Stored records
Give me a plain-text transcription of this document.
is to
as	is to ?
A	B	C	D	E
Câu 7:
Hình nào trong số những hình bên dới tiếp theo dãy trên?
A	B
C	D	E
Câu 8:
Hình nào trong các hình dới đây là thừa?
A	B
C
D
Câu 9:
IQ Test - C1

THE REQUEST: Reproduce all the records precisely.

WRITTEN ANSWER:
Give me a plain-text transcription of this document.
is to
as	is to ?
A	B	C	D	E
Câu 7:
Hình nào trong số những hình bên dới tiếp theo dãy trên?
A	B
C	D	E
Câu 8:
Hình nào trong các hình dới đây là thừa?
A	B
C
D
Câu 9:
IQ Test - C1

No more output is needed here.